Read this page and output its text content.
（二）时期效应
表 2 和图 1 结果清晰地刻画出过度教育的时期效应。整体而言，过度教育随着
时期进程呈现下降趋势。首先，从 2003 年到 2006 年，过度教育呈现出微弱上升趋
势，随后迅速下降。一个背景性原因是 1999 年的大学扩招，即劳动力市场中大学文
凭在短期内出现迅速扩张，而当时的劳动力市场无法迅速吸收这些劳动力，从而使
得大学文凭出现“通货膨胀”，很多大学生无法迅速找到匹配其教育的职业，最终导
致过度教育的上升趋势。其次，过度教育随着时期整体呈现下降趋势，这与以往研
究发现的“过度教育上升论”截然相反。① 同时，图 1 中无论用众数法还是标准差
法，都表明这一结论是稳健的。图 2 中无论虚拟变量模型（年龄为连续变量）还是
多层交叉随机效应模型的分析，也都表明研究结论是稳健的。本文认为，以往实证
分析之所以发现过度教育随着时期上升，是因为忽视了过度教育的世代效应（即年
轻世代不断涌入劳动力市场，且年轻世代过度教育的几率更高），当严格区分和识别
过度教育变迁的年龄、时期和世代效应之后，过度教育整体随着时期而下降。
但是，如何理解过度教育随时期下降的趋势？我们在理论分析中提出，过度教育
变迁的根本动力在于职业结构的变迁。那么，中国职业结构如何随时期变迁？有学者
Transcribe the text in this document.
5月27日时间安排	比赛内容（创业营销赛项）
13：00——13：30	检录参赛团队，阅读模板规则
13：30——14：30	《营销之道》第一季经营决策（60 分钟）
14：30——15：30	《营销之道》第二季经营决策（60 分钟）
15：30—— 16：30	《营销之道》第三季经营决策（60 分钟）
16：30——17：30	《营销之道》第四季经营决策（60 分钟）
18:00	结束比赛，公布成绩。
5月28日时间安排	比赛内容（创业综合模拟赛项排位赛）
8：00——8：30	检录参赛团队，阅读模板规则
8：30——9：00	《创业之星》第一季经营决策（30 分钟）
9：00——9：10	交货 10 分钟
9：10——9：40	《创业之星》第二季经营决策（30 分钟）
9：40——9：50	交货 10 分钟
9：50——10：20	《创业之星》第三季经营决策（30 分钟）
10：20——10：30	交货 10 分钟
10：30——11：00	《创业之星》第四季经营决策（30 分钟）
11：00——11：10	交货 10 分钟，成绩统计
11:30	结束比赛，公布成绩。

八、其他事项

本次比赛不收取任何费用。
.....
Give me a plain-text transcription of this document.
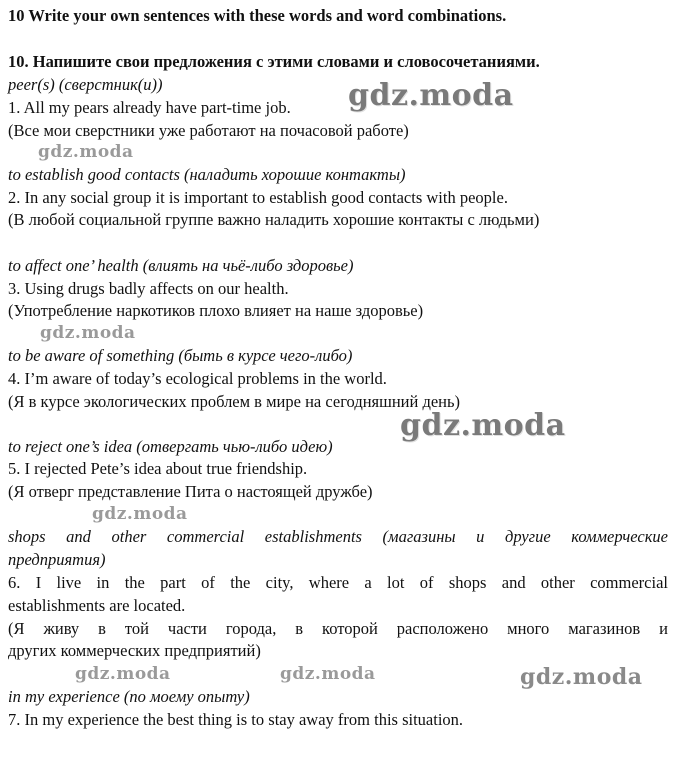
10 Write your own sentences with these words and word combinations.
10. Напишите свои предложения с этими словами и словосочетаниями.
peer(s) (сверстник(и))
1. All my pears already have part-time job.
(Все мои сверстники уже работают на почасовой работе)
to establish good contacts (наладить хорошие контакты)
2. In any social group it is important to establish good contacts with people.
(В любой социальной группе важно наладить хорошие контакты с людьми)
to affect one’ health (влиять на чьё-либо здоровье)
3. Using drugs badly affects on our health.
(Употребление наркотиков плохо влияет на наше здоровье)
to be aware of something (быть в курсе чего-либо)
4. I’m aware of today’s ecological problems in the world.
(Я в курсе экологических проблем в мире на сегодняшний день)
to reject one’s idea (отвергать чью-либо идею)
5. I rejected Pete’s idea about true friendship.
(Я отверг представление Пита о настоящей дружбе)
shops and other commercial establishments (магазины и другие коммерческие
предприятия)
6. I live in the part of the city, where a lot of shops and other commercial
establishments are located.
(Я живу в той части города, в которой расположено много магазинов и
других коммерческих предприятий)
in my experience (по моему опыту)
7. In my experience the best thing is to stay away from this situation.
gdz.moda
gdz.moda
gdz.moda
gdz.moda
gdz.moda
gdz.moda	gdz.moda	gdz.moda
.....
■ OBJECTIVE: Check each line of the records for "shops" and copy the ones that contain it.

■ WRITTEN ANSWER:
shops and other commercial establishments (магазины и другие коммерческие
6. I live in the part of the city, where a lot of shops and other commercial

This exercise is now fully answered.